● PROBLEM STATEMENT:
Below are the records; reproduce all of them exactly but without any images.

● ENTRIES PROVIDED:
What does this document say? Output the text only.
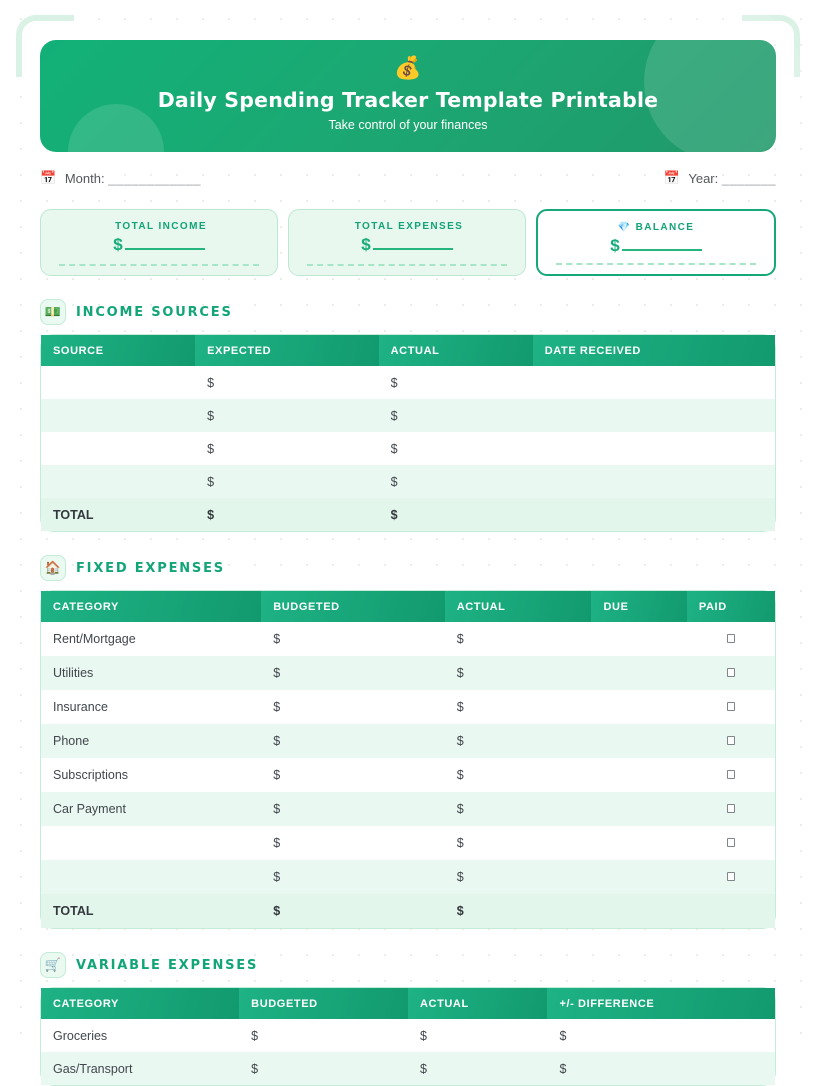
💰
Daily Spending Tracker Template Printable

Take control of your finances

📅 Month: ____________	📅 Year: _______
TOTAL INCOME
$
TOTAL EXPENSES
$
💎 BALANCE
$
💵	INCOME SOURCES
SOURCE	EXPECTED	ACTUAL	DATE RECEIVED
	$	$	
	$	$	
	$	$	
	$	$	
TOTAL	$	$	
🏠	FIXED EXPENSES
CATEGORY	BUDGETED	ACTUAL	DUE	PAID
Rent/Mortgage	$	$		
Utilities	$	$		
Insurance	$	$		
Phone	$	$		
Subscriptions	$	$		
Car Payment	$	$		
	$	$		
	$	$		
TOTAL	$	$		
🛒	VARIABLE EXPENSES
CATEGORY	BUDGETED	ACTUAL	+/- DIFFERENCE
Groceries	$	$	$
Gas/Transport	$	$	$
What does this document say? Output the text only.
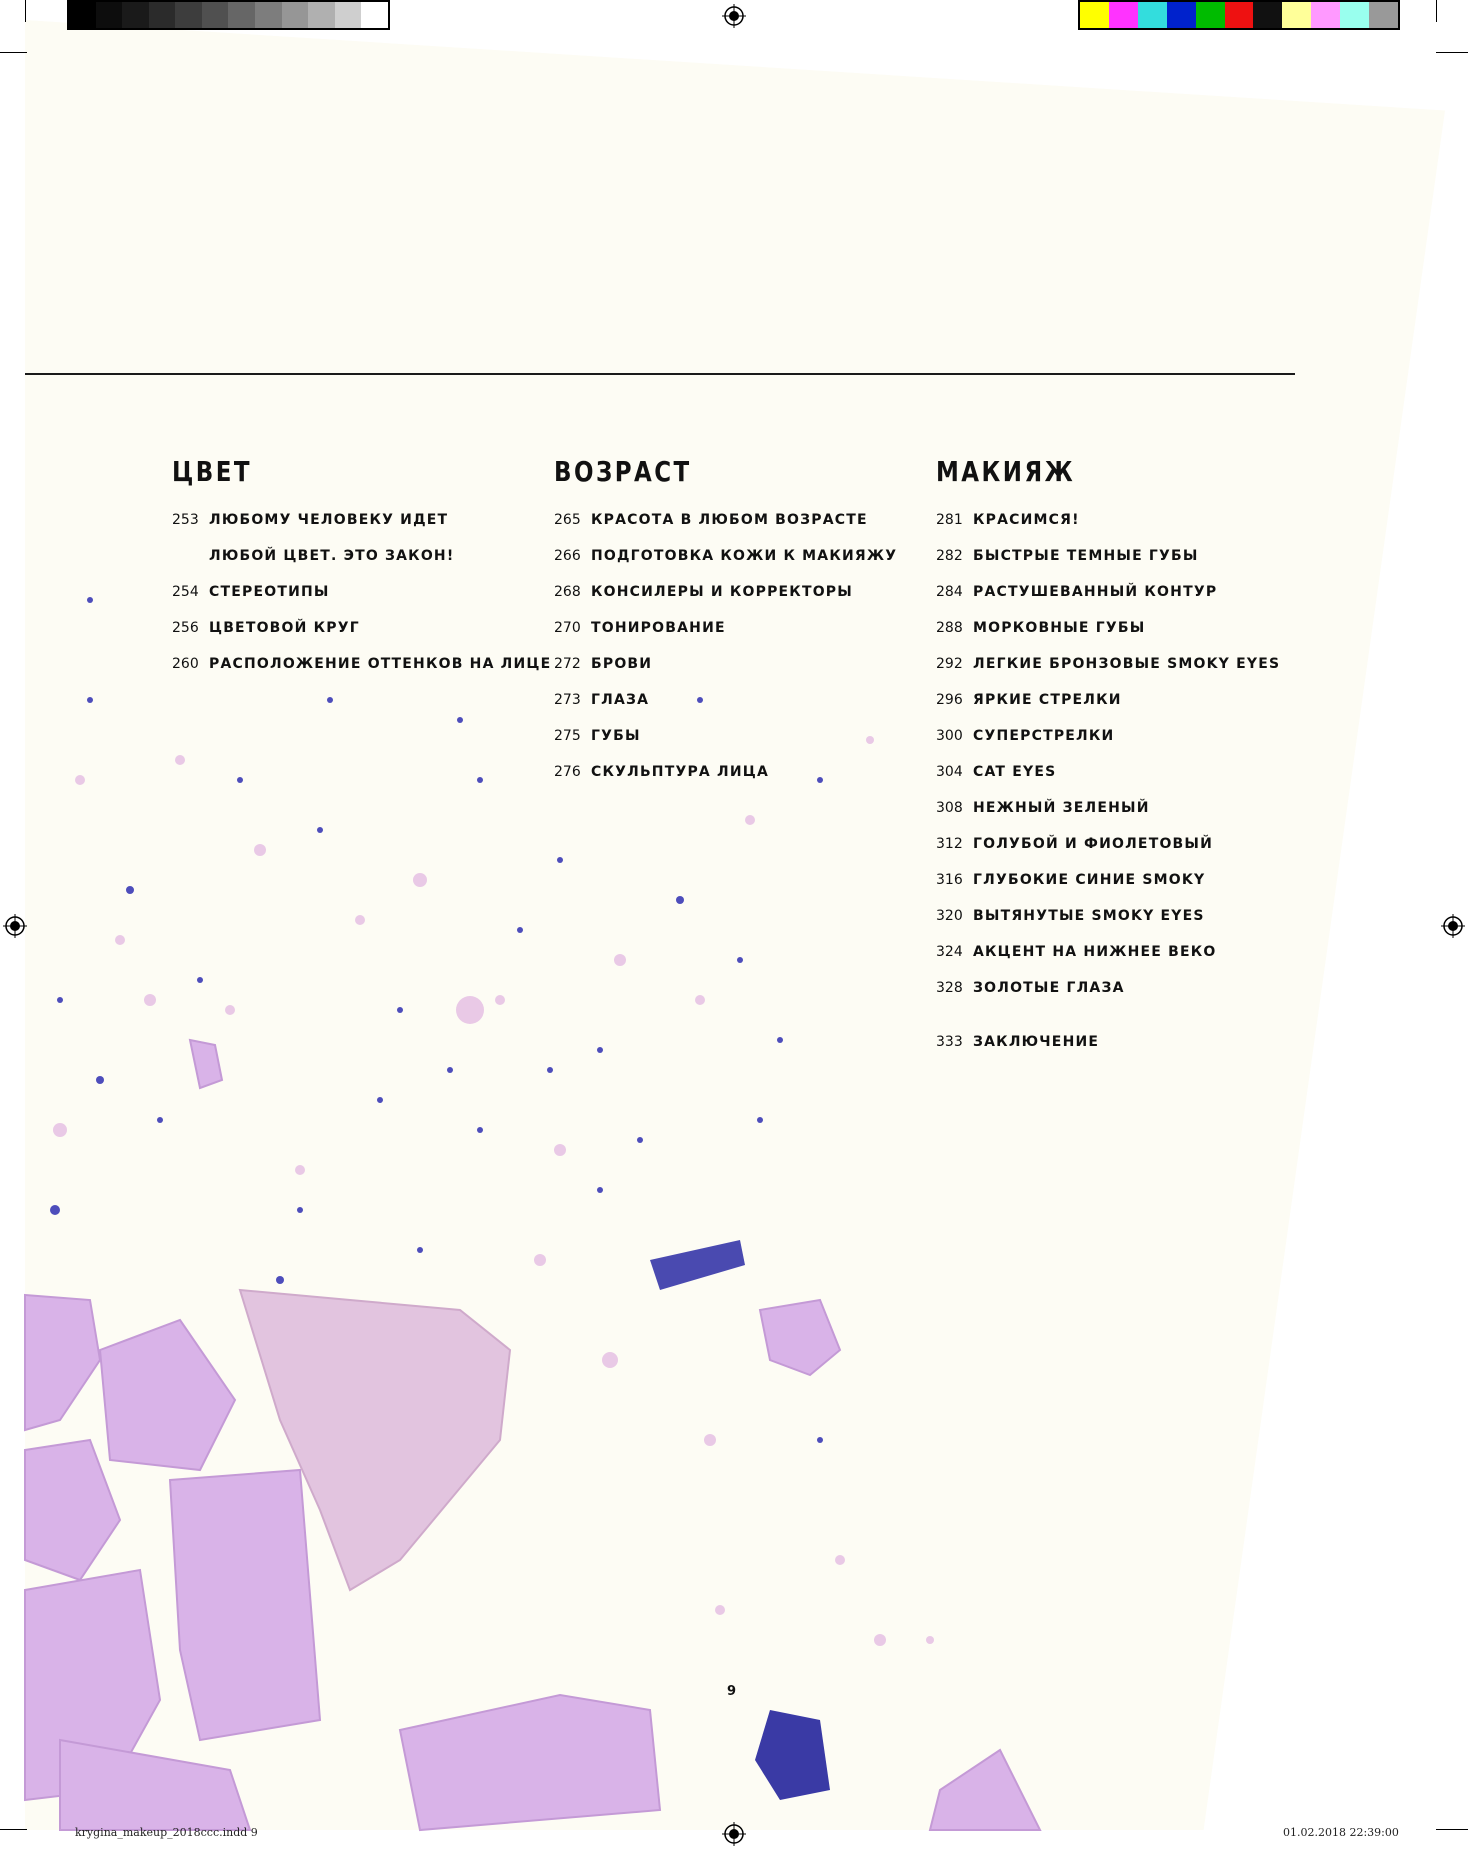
ЦВЕТ
253 ЛЮБОМУ ЧЕЛОВЕКУ ИДЕТ
ЛЮБОЙ ЦВЕТ. ЭТО ЗАКОН!
254 СТЕРЕОТИПЫ
256 ЦВЕТОВОЙ КРУГ
260 РАСПОЛОЖЕНИЕ ОТТЕНКОВ НА ЛИЦЕ
ВОЗРАСТ
265 КРАСОТА В ЛЮБОМ ВОЗРАСТЕ
266 ПОДГОТОВКА КОЖИ К МАКИЯЖУ
268 КОНСИЛЕРЫ И КОРРЕКТОРЫ
270 ТОНИРОВАНИЕ
272 БРОВИ
273 ГЛАЗА
275 ГУБЫ
276 СКУЛЬПТУРА ЛИЦА
МАКИЯЖ
281 КРАСИМСЯ!
282 БЫСТРЫЕ ТЕМНЫЕ ГУБЫ
284 РАСТУШЕВАННЫЙ КОНТУР
288 МОРКОВНЫЕ ГУБЫ
292 ЛЕГКИЕ БРОНЗОВЫЕ SMOKY EYES
296 ЯРКИЕ СТРЕЛКИ
300 СУПЕРСТРЕЛКИ
304 CAT EYES
308 НЕЖНЫЙ ЗЕЛЕНЫЙ
312 ГОЛУБОЙ И ФИОЛЕТОВЫЙ
316 ГЛУБОКИЕ СИНИЕ SMOKY
320 ВЫТЯНУТЫЕ SMOKY EYES
324 АКЦЕНТ НА НИЖНЕЕ ВЕКО
328 ЗОЛОТЫЕ ГЛАЗА
333 ЗАКЛЮЧЕНИЕ
9
krygina_makeup_2018ccc.indd 9	01.02.2018 22:39:00
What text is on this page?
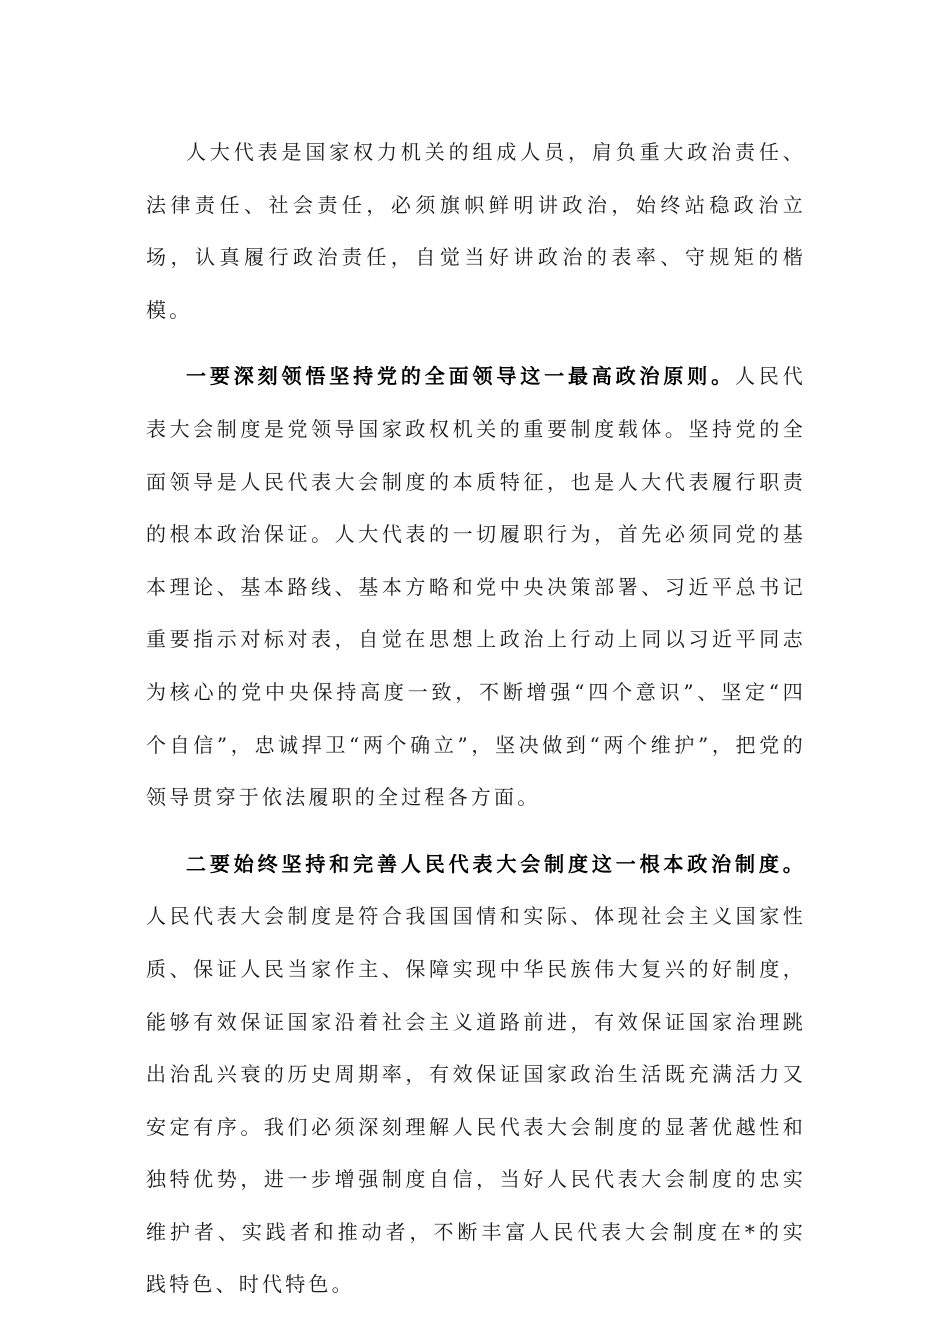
人大代表是国家权力机关的组成人员，肩负重大政治责任、法律责任、社会责任，必须旗帜鲜明讲政治，始终站稳政治立场，认真履行政治责任，自觉当好讲政治的表率、守规矩的楷模。

一要深刻领悟坚持党的全面领导这一最高政治原则。人民代表大会制度是党领导国家政权机关的重要制度载体。坚持党的全面领导是人民代表大会制度的本质特征，也是人大代表履行职责的根本政治保证。人大代表的一切履职行为，首先必须同党的基本理论、基本路线、基本方略和党中央决策部署、习近平总书记重要指示对标对表，自觉在思想上政治上行动上同以习近平同志为核心的党中央保持高度一致，不断增强“四个意识”、坚定“四个自信”，忠诚捍卫“两个确立”，坚决做到“两个维护”，把党的领导贯穿于依法履职的全过程各方面。

二要始终坚持和完善人民代表大会制度这一根本政治制度。人民代表大会制度是符合我国国情和实际、体现社会主义国家性质、保证人民当家作主、保障实现中华民族伟大复兴的好制度，能够有效保证国家沿着社会主义道路前进，有效保证国家治理跳出治乱兴衰的历史周期率，有效保证国家政治生活既充满活力又安定有序。我们必须深刻理解人民代表大会制度的显著优越性和独特优势，进一步增强制度自信，当好人民代表大会制度的忠实维护者、实践者和推动者，不断丰富人民代表大会制度在*的实践特色、时代特色。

● RESPONSE:
What does this document say? Output the text only.
💰
Daily Spending Tracker Template Printable

Take control of your finances

📅 Month: ____________	📅 Year: _______
TOTAL INCOME
$
TOTAL EXPENSES
$
💎 BALANCE
$
💵	INCOME SOURCES
SOURCE	EXPECTED	ACTUAL	DATE RECEIVED
	$	$	
	$	$	
	$	$	
	$	$	
TOTAL	$	$	
🏠	FIXED EXPENSES
CATEGORY	BUDGETED	ACTUAL	DUE	PAID
Rent/Mortgage	$	$		
Utilities	$	$		
Insurance	$	$		
Phone	$	$		
Subscriptions	$	$		
Car Payment	$	$		
	$	$		
	$	$		
TOTAL	$	$		
🛒	VARIABLE EXPENSES
CATEGORY	BUDGETED	ACTUAL	+/- DIFFERENCE
Groceries	$	$	$
Gas/Transport	$	$	$
What does this document say? Output the text only.
ЦВЕТ
253 ЛЮБОМУ ЧЕЛОВЕКУ ИДЕТ
ЛЮБОЙ ЦВЕТ. ЭТО ЗАКОН!
254 СТЕРЕОТИПЫ
256 ЦВЕТОВОЙ КРУГ
260 РАСПОЛОЖЕНИЕ ОТТЕНКОВ НА ЛИЦЕ
ВОЗРАСТ
265 КРАСОТА В ЛЮБОМ ВОЗРАСТЕ
266 ПОДГОТОВКА КОЖИ К МАКИЯЖУ
268 КОНСИЛЕРЫ И КОРРЕКТОРЫ
270 ТОНИРОВАНИЕ
272 БРОВИ
273 ГЛАЗА
275 ГУБЫ
276 СКУЛЬПТУРА ЛИЦА
МАКИЯЖ
281 КРАСИМСЯ!
282 БЫСТРЫЕ ТЕМНЫЕ ГУБЫ
284 РАСТУШЕВАННЫЙ КОНТУР
288 МОРКОВНЫЕ ГУБЫ
292 ЛЕГКИЕ БРОНЗОВЫЕ SMOKY EYES
296 ЯРКИЕ СТРЕЛКИ
300 СУПЕРСТРЕЛКИ
304 CAT EYES
308 НЕЖНЫЙ ЗЕЛЕНЫЙ
312 ГОЛУБОЙ И ФИОЛЕТОВЫЙ
316 ГЛУБОКИЕ СИНИЕ SMOKY
320 ВЫТЯНУТЫЕ SMOKY EYES
324 АКЦЕНТ НА НИЖНЕЕ ВЕКО
328 ЗОЛОТЫЕ ГЛАЗА
333 ЗАКЛЮЧЕНИЕ
9
krygina_makeup_2018ccc.indd 9	01.02.2018 22:39:00
What text is on this page?
人大代表是国家权力机关的组成人员，肩负重大政治责任、法律责任、社会责任，必须旗帜鲜明讲政治，始终站稳政治立场，认真履行政治责任，自觉当好讲政治的表率、守规矩的楷模。

一要深刻领悟坚持党的全面领导这一最高政治原则。人民代表大会制度是党领导国家政权机关的重要制度载体。坚持党的全面领导是人民代表大会制度的本质特征，也是人大代表履行职责的根本政治保证。人大代表的一切履职行为，首先必须同党的基本理论、基本路线、基本方略和党中央决策部署、习近平总书记重要指示对标对表，自觉在思想上政治上行动上同以习近平同志为核心的党中央保持高度一致，不断增强“四个意识”、坚定“四个自信”，忠诚捍卫“两个确立”，坚决做到“两个维护”，把党的领导贯穿于依法履职的全过程各方面。

二要始终坚持和完善人民代表大会制度这一根本政治制度。人民代表大会制度是符合我国国情和实际、体现社会主义国家性质、保证人民当家作主、保障实现中华民族伟大复兴的好制度，能够有效保证国家沿着社会主义道路前进，有效保证国家治理跳出治乱兴衰的历史周期率，有效保证国家政治生活既充满活力又安定有序。我们必须深刻理解人民代表大会制度的显著优越性和独特优势，进一步增强制度自信，当好人民代表大会制度的忠实维护者、实践者和推动者，不断丰富人民代表大会制度在*的实践特色、时代特色。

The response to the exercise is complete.